Identify, in the records below, every line where the string "color" appears, and copy each such line.

Dataset extract:
/---

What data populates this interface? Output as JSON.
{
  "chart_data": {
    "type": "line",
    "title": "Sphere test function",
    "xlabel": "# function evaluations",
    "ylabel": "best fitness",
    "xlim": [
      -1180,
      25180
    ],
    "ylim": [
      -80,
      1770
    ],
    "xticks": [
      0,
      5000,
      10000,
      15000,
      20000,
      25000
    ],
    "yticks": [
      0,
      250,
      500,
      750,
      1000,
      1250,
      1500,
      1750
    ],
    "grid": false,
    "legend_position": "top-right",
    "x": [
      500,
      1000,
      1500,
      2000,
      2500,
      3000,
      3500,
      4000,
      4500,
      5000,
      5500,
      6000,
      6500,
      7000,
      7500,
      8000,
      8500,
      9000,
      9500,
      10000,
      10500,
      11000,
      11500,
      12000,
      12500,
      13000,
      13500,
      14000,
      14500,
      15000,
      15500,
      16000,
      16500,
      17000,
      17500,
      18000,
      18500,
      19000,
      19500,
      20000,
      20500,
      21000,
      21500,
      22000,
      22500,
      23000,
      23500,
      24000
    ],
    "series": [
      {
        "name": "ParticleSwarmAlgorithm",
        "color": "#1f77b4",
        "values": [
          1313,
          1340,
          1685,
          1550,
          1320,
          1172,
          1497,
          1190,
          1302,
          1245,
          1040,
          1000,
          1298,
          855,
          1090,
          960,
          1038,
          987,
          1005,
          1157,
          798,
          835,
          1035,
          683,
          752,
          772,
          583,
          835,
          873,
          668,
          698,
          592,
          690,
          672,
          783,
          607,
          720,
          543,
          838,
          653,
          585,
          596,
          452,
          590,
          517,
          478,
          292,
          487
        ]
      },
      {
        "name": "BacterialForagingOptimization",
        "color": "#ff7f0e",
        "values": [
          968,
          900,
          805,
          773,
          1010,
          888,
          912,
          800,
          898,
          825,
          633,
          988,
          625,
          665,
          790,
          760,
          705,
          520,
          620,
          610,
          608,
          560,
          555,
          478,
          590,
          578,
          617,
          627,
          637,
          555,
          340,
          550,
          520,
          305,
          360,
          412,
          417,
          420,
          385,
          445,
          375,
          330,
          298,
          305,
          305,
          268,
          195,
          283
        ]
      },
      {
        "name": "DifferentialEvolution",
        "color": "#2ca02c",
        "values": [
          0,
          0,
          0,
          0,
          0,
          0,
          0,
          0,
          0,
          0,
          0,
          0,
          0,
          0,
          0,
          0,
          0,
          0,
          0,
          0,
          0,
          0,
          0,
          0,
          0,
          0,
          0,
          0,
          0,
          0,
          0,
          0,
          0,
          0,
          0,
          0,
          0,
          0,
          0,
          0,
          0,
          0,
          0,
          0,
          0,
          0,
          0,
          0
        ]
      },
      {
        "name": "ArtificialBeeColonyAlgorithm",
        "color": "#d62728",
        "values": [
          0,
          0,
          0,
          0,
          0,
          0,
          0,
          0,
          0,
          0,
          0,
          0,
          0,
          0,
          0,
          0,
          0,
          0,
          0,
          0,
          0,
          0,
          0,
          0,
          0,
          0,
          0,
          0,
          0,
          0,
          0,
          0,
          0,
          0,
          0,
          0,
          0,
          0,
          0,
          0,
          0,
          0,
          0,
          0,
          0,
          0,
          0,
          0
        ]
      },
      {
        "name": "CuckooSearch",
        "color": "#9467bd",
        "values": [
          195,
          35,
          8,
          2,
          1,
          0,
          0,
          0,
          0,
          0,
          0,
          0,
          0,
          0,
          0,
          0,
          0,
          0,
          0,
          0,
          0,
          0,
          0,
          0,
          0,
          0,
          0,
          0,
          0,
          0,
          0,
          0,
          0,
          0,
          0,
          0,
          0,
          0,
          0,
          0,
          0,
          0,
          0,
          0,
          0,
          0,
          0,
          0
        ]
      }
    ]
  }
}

\---

Answer space:
        "color": "#1f77b4",
        "color": "#ff7f0e",
        "color": "#2ca02c",
        "color": "#d62728",
        "color": "#9467bd",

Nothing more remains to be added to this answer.